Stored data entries
---+---
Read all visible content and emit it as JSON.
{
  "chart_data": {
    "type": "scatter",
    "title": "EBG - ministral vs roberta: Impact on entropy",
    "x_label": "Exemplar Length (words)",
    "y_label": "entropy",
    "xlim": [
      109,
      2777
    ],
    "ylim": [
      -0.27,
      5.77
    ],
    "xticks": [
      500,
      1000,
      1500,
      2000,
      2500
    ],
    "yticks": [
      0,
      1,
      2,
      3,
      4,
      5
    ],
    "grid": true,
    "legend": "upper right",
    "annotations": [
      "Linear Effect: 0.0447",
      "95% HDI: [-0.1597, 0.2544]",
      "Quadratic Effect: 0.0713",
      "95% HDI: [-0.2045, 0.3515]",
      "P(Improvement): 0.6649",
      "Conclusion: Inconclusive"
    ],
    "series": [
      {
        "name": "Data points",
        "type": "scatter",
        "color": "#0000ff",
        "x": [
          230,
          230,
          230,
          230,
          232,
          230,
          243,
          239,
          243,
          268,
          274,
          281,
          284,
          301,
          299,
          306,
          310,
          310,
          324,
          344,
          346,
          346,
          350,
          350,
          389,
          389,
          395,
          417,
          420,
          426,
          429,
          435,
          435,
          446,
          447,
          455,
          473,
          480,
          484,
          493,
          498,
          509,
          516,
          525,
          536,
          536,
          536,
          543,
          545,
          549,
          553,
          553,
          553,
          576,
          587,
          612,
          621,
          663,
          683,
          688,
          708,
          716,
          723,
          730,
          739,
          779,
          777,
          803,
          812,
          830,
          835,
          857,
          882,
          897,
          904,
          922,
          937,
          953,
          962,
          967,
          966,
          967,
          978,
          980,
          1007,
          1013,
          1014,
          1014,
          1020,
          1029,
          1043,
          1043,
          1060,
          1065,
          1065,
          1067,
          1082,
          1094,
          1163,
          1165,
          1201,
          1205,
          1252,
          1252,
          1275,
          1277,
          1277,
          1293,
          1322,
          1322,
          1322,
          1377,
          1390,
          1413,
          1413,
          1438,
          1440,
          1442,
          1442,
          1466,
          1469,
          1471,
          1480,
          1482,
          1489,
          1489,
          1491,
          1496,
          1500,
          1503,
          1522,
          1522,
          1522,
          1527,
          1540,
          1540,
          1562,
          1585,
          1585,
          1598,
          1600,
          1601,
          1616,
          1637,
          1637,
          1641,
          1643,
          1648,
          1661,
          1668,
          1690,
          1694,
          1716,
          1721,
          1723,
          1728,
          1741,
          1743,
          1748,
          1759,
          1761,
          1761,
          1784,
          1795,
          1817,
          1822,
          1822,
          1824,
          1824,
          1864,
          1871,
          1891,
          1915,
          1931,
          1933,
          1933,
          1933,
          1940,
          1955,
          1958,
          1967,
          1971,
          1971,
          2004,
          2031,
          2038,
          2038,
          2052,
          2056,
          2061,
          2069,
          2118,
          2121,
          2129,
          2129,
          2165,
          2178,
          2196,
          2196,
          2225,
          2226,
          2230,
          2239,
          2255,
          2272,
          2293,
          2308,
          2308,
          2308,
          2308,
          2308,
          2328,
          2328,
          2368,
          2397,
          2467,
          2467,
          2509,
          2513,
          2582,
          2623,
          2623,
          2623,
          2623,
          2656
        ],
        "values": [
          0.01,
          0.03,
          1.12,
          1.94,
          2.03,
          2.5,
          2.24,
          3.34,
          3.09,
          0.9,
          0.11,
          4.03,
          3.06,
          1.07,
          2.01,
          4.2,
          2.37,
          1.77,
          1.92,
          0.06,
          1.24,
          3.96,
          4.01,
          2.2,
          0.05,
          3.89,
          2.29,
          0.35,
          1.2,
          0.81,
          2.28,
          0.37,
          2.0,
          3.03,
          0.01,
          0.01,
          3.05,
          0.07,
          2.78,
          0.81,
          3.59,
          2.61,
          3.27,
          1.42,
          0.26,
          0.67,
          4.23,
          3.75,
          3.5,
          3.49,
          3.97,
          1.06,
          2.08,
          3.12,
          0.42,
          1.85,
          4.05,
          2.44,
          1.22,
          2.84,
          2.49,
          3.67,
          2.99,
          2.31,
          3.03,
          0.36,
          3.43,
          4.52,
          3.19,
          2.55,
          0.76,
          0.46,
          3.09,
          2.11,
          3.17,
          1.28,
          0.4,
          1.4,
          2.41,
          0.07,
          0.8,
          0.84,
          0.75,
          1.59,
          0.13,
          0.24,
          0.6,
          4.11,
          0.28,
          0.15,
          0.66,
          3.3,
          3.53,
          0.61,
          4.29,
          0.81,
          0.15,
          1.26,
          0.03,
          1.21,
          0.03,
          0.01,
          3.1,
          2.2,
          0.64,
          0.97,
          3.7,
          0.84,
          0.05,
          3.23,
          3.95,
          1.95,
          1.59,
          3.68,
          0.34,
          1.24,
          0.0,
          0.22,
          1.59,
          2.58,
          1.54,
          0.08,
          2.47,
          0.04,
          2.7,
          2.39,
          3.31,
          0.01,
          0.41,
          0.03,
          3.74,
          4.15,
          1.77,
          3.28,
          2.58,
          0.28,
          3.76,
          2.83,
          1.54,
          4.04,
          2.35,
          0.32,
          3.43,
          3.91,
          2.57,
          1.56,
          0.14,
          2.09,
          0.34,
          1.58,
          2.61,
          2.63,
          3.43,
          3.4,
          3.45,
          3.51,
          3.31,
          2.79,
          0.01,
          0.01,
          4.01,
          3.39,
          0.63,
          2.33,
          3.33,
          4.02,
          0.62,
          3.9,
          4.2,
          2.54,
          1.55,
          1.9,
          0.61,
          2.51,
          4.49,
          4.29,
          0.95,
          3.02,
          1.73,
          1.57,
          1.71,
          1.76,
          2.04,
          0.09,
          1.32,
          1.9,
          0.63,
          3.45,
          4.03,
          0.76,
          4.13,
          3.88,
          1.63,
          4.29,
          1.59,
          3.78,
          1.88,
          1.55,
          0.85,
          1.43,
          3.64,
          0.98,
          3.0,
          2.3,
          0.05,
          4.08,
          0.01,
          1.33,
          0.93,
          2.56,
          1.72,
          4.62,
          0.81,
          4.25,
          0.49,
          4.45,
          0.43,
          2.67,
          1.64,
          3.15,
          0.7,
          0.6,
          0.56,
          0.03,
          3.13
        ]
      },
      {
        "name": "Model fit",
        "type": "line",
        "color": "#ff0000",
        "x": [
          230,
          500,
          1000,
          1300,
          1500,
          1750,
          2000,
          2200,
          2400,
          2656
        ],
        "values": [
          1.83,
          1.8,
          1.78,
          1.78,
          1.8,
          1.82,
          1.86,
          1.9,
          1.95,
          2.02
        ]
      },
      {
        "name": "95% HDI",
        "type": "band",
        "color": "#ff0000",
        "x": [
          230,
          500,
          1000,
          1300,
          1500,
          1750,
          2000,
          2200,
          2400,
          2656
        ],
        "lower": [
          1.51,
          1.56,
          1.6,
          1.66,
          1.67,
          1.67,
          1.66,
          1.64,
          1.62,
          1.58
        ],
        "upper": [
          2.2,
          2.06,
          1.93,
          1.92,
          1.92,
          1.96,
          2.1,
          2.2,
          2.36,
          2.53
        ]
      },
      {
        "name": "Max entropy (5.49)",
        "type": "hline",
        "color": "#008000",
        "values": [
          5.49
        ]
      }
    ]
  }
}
---+---
TASK OBJECTIVE:
Within the data above, pick out all lines holding the word "name".

FULL RESPONSE:
        "name": "Data points",
        "name": "Model fit",
        "name": "95% HDI",
        "name": "Max entropy (5.49)",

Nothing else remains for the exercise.